TRAVAIL À FAIRE:
Modifiez la liste en remplaçant partout « legend-label » par « legend-entry », sans rien changer d'autre.

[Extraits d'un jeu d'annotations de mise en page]
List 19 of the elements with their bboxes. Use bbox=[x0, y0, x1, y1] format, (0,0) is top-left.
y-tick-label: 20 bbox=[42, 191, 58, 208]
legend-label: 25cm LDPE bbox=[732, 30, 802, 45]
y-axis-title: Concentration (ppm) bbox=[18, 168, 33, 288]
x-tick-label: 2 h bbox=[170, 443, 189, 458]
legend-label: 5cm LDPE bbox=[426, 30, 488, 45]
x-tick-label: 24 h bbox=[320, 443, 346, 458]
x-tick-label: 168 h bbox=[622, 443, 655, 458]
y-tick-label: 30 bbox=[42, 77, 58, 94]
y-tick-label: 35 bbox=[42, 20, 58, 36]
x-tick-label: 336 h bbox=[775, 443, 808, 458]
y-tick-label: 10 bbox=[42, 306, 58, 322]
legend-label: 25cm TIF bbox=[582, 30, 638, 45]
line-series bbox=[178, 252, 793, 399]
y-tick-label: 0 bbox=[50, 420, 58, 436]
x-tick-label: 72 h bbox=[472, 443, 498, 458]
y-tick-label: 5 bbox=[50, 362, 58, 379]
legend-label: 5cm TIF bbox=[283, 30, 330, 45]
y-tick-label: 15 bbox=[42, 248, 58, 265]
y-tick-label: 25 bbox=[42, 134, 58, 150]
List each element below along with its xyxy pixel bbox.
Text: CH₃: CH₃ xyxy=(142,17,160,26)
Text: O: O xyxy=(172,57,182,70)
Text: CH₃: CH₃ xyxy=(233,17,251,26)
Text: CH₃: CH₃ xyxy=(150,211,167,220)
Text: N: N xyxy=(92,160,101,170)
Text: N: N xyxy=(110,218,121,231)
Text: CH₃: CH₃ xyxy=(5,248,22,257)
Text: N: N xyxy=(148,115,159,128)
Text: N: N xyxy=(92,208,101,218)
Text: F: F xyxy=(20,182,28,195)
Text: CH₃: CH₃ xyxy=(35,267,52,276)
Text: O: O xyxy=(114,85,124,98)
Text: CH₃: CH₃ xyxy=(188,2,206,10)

CORRIGÉ:
List 19 of the elements with their bboxes. Use bbox=[x0, y0, x1, y1] format, (0,0) is top-left.
y-tick-label: 20 bbox=[42, 191, 58, 208]
legend-entry: 25cm LDPE bbox=[732, 30, 802, 45]
y-axis-title: Concentration (ppm) bbox=[18, 168, 33, 288]
x-tick-label: 2 h bbox=[170, 443, 189, 458]
legend-entry: 5cm LDPE bbox=[426, 30, 488, 45]
x-tick-label: 24 h bbox=[320, 443, 346, 458]
x-tick-label: 168 h bbox=[622, 443, 655, 458]
y-tick-label: 30 bbox=[42, 77, 58, 94]
y-tick-label: 35 bbox=[42, 20, 58, 36]
x-tick-label: 336 h bbox=[775, 443, 808, 458]
y-tick-label: 10 bbox=[42, 306, 58, 322]
legend-entry: 25cm TIF bbox=[582, 30, 638, 45]
line-series bbox=[178, 252, 793, 399]
y-tick-label: 0 bbox=[50, 420, 58, 436]
x-tick-label: 72 h bbox=[472, 443, 498, 458]
y-tick-label: 5 bbox=[50, 362, 58, 379]
legend-entry: 5cm TIF bbox=[283, 30, 330, 45]
y-tick-label: 15 bbox=[42, 248, 58, 265]
y-tick-label: 25 bbox=[42, 134, 58, 150]
List each element below along with its xyxy pixel bbox.
Text: CH₃: CH₃ xyxy=(142,17,160,26)
Text: O: O xyxy=(172,57,182,70)
Text: CH₃: CH₃ xyxy=(233,17,251,26)
Text: CH₃: CH₃ xyxy=(150,211,167,220)
Text: N: N xyxy=(92,160,101,170)
Text: N: N xyxy=(110,218,121,231)
Text: CH₃: CH₃ xyxy=(5,248,22,257)
Text: N: N xyxy=(148,115,159,128)
Text: N: N xyxy=(92,208,101,218)
Text: F: F xyxy=(20,182,28,195)
Text: CH₃: CH₃ xyxy=(35,267,52,276)
Text: O: O xyxy=(114,85,124,98)
Text: CH₃: CH₃ xyxy=(188,2,206,10)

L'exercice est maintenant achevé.